_Problem details_
Return every line of the material exactly.
----- Material
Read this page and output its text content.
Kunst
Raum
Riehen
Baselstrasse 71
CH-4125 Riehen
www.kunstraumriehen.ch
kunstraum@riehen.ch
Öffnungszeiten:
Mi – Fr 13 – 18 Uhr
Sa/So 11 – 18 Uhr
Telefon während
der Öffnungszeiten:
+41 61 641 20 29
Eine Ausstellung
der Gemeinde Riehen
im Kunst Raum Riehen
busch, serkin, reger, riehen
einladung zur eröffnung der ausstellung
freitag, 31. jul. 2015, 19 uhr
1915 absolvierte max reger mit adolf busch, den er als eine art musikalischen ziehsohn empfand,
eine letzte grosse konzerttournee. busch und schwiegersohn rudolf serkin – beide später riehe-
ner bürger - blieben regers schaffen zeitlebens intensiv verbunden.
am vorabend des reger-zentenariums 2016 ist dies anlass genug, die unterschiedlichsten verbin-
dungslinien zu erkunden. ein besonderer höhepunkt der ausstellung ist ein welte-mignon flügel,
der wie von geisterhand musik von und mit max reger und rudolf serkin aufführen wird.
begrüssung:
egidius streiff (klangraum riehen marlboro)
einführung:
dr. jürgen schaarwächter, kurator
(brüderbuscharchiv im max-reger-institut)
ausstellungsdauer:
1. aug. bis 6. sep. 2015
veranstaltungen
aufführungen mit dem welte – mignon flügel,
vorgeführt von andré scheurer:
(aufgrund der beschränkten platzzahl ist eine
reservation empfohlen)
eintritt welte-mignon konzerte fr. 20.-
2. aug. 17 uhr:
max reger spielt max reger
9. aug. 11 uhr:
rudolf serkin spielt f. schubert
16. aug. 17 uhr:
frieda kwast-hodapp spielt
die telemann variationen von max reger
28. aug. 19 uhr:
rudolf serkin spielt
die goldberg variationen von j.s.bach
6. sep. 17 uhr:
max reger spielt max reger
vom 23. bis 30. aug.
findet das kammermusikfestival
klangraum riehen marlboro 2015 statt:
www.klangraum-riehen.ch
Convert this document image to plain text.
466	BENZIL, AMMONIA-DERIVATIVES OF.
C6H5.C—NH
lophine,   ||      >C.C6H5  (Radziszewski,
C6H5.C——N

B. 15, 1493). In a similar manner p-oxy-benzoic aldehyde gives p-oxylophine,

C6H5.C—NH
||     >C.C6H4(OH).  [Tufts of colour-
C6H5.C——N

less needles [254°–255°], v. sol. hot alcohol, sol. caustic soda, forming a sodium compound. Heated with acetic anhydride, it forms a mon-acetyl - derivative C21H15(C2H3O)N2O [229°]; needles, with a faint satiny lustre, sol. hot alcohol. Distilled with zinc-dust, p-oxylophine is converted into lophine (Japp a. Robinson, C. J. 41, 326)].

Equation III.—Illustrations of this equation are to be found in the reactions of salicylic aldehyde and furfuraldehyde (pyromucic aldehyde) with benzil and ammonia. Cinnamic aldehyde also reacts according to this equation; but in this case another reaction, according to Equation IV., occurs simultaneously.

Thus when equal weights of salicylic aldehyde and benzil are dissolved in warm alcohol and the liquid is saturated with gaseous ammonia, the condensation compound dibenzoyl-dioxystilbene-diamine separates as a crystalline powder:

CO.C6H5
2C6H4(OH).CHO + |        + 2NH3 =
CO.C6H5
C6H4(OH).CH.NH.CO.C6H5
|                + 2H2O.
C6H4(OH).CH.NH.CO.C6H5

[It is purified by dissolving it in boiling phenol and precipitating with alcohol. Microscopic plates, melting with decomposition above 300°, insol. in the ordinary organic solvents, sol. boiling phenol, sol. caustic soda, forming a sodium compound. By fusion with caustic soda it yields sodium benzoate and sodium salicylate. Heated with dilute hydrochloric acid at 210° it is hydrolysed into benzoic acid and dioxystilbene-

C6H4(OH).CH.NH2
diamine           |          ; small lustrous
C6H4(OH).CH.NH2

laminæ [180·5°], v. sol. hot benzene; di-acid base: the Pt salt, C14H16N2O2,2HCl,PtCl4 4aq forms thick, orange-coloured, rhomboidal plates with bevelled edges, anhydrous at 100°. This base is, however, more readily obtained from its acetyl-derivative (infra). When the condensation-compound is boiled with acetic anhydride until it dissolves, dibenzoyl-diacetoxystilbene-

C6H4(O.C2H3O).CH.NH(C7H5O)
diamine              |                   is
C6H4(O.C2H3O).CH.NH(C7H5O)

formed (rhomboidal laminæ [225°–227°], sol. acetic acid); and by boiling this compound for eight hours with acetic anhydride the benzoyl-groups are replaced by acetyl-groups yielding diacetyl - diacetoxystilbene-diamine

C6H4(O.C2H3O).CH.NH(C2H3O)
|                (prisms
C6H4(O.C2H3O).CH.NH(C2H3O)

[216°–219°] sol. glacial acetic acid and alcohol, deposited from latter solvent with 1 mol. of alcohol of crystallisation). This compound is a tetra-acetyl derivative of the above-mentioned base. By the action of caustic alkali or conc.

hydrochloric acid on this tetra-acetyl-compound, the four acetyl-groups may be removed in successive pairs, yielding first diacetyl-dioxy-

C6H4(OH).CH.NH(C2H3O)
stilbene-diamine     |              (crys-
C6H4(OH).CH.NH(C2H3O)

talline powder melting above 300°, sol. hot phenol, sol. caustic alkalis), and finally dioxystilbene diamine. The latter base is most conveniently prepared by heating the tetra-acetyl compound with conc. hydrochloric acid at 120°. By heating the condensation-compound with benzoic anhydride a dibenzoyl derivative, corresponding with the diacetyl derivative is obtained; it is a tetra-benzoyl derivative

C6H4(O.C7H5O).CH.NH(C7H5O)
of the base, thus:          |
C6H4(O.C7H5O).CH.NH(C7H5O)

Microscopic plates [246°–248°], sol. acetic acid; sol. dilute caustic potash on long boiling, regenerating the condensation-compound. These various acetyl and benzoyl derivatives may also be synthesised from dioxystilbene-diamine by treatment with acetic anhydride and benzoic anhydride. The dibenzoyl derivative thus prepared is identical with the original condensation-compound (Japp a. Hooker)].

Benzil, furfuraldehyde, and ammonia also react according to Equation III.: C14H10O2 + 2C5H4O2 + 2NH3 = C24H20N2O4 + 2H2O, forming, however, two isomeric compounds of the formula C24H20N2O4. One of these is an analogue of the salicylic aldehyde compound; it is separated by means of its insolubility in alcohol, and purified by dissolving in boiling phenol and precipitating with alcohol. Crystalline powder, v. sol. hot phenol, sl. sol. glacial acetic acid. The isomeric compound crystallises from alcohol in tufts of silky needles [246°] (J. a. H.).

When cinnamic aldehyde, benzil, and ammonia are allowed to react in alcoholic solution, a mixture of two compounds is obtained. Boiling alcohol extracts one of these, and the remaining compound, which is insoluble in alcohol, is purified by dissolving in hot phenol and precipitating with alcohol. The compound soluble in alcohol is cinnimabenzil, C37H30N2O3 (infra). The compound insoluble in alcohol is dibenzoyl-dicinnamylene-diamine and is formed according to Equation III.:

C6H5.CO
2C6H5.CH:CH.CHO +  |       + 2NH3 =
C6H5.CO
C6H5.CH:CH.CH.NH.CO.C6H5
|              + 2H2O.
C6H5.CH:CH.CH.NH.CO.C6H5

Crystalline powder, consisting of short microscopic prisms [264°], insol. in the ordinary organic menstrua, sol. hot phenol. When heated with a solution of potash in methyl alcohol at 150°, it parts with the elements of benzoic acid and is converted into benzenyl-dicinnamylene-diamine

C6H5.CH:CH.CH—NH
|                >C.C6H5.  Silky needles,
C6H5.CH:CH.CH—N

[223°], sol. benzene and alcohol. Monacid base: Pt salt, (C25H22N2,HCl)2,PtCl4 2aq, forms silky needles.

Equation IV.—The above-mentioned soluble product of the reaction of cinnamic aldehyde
----------
_Written answer_
Read this page and output its text content.
Kunst
Raum
Riehen
Baselstrasse 71
CH-4125 Riehen
www.kunstraumriehen.ch
kunstraum@riehen.ch
Öffnungszeiten:
Mi – Fr 13 – 18 Uhr
Sa/So 11 – 18 Uhr
Telefon während
der Öffnungszeiten:
+41 61 641 20 29
Eine Ausstellung
der Gemeinde Riehen
im Kunst Raum Riehen
busch, serkin, reger, riehen
einladung zur eröffnung der ausstellung
freitag, 31. jul. 2015, 19 uhr
1915 absolvierte max reger mit adolf busch, den er als eine art musikalischen ziehsohn empfand,
eine letzte grosse konzerttournee. busch und schwiegersohn rudolf serkin – beide später riehe-
ner bürger - blieben regers schaffen zeitlebens intensiv verbunden.
am vorabend des reger-zentenariums 2016 ist dies anlass genug, die unterschiedlichsten verbin-
dungslinien zu erkunden. ein besonderer höhepunkt der ausstellung ist ein welte-mignon flügel,
der wie von geisterhand musik von und mit max reger und rudolf serkin aufführen wird.
begrüssung:
egidius streiff (klangraum riehen marlboro)
einführung:
dr. jürgen schaarwächter, kurator
(brüderbuscharchiv im max-reger-institut)
ausstellungsdauer:
1. aug. bis 6. sep. 2015
veranstaltungen
aufführungen mit dem welte – mignon flügel,
vorgeführt von andré scheurer:
(aufgrund der beschränkten platzzahl ist eine
reservation empfohlen)
eintritt welte-mignon konzerte fr. 20.-
2. aug. 17 uhr:
max reger spielt max reger
9. aug. 11 uhr:
rudolf serkin spielt f. schubert
16. aug. 17 uhr:
frieda kwast-hodapp spielt
die telemann variationen von max reger
28. aug. 19 uhr:
rudolf serkin spielt
die goldberg variationen von j.s.bach
6. sep. 17 uhr:
max reger spielt max reger
vom 23. bis 30. aug.
findet das kammermusikfestival
klangraum riehen marlboro 2015 statt:
www.klangraum-riehen.ch
Convert this document image to plain text.
466	BENZIL, AMMONIA-DERIVATIVES OF.
C6H5.C—NH
lophine,   ||      >C.C6H5  (Radziszewski,
C6H5.C——N

B. 15, 1493). In a similar manner p-oxy-benzoic aldehyde gives p-oxylophine,

C6H5.C—NH
||     >C.C6H4(OH).  [Tufts of colour-
C6H5.C——N

less needles [254°–255°], v. sol. hot alcohol, sol. caustic soda, forming a sodium compound. Heated with acetic anhydride, it forms a mon-acetyl - derivative C21H15(C2H3O)N2O [229°]; needles, with a faint satiny lustre, sol. hot alcohol. Distilled with zinc-dust, p-oxylophine is converted into lophine (Japp a. Robinson, C. J. 41, 326)].

Equation III.—Illustrations of this equation are to be found in the reactions of salicylic aldehyde and furfuraldehyde (pyromucic aldehyde) with benzil and ammonia. Cinnamic aldehyde also reacts according to this equation; but in this case another reaction, according to Equation IV., occurs simultaneously.

Thus when equal weights of salicylic aldehyde and benzil are dissolved in warm alcohol and the liquid is saturated with gaseous ammonia, the condensation compound dibenzoyl-dioxystilbene-diamine separates as a crystalline powder:

CO.C6H5
2C6H4(OH).CHO + |        + 2NH3 =
CO.C6H5
C6H4(OH).CH.NH.CO.C6H5
|                + 2H2O.
C6H4(OH).CH.NH.CO.C6H5

[It is purified by dissolving it in boiling phenol and precipitating with alcohol. Microscopic plates, melting with decomposition above 300°, insol. in the ordinary organic solvents, sol. boiling phenol, sol. caustic soda, forming a sodium compound. By fusion with caustic soda it yields sodium benzoate and sodium salicylate. Heated with dilute hydrochloric acid at 210° it is hydrolysed into benzoic acid and dioxystilbene-

C6H4(OH).CH.NH2
diamine           |          ; small lustrous
C6H4(OH).CH.NH2

laminæ [180·5°], v. sol. hot benzene; di-acid base: the Pt salt, C14H16N2O2,2HCl,PtCl4 4aq forms thick, orange-coloured, rhomboidal plates with bevelled edges, anhydrous at 100°. This base is, however, more readily obtained from its acetyl-derivative (infra). When the condensation-compound is boiled with acetic anhydride until it dissolves, dibenzoyl-diacetoxystilbene-

C6H4(O.C2H3O).CH.NH(C7H5O)
diamine              |                   is
C6H4(O.C2H3O).CH.NH(C7H5O)

formed (rhomboidal laminæ [225°–227°], sol. acetic acid); and by boiling this compound for eight hours with acetic anhydride the benzoyl-groups are replaced by acetyl-groups yielding diacetyl - diacetoxystilbene-diamine

C6H4(O.C2H3O).CH.NH(C2H3O)
|                (prisms
C6H4(O.C2H3O).CH.NH(C2H3O)

[216°–219°] sol. glacial acetic acid and alcohol, deposited from latter solvent with 1 mol. of alcohol of crystallisation). This compound is a tetra-acetyl derivative of the above-mentioned base. By the action of caustic alkali or conc.

hydrochloric acid on this tetra-acetyl-compound, the four acetyl-groups may be removed in successive pairs, yielding first diacetyl-dioxy-

C6H4(OH).CH.NH(C2H3O)
stilbene-diamine     |              (crys-
C6H4(OH).CH.NH(C2H3O)

talline powder melting above 300°, sol. hot phenol, sol. caustic alkalis), and finally dioxystilbene diamine. The latter base is most conveniently prepared by heating the tetra-acetyl compound with conc. hydrochloric acid at 120°. By heating the condensation-compound with benzoic anhydride a dibenzoyl derivative, corresponding with the diacetyl derivative is obtained; it is a tetra-benzoyl derivative

C6H4(O.C7H5O).CH.NH(C7H5O)
of the base, thus:          |
C6H4(O.C7H5O).CH.NH(C7H5O)

Microscopic plates [246°–248°], sol. acetic acid; sol. dilute caustic potash on long boiling, regenerating the condensation-compound. These various acetyl and benzoyl derivatives may also be synthesised from dioxystilbene-diamine by treatment with acetic anhydride and benzoic anhydride. The dibenzoyl derivative thus prepared is identical with the original condensation-compound (Japp a. Hooker)].

Benzil, furfuraldehyde, and ammonia also react according to Equation III.: C14H10O2 + 2C5H4O2 + 2NH3 = C24H20N2O4 + 2H2O, forming, however, two isomeric compounds of the formula C24H20N2O4. One of these is an analogue of the salicylic aldehyde compound; it is separated by means of its insolubility in alcohol, and purified by dissolving in boiling phenol and precipitating with alcohol. Crystalline powder, v. sol. hot phenol, sl. sol. glacial acetic acid. The isomeric compound crystallises from alcohol in tufts of silky needles [246°] (J. a. H.).

When cinnamic aldehyde, benzil, and ammonia are allowed to react in alcoholic solution, a mixture of two compounds is obtained. Boiling alcohol extracts one of these, and the remaining compound, which is insoluble in alcohol, is purified by dissolving in hot phenol and precipitating with alcohol. The compound soluble in alcohol is cinnimabenzil, C37H30N2O3 (infra). The compound insoluble in alcohol is dibenzoyl-dicinnamylene-diamine and is formed according to Equation III.:

C6H5.CO
2C6H5.CH:CH.CHO +  |       + 2NH3 =
C6H5.CO
C6H5.CH:CH.CH.NH.CO.C6H5
|              + 2H2O.
C6H5.CH:CH.CH.NH.CO.C6H5

Crystalline powder, consisting of short microscopic prisms [264°], insol. in the ordinary organic menstrua, sol. hot phenol. When heated with a solution of potash in methyl alcohol at 150°, it parts with the elements of benzoic acid and is converted into benzenyl-dicinnamylene-diamine

C6H5.CH:CH.CH—NH
|                >C.C6H5.  Silky needles,
C6H5.CH:CH.CH—N

[223°], sol. benzene and alcohol. Monacid base: Pt salt, (C25H22N2,HCl)2,PtCl4 2aq, forms silky needles.

Equation IV.—The above-mentioned soluble product of the reaction of cinnamic aldehyde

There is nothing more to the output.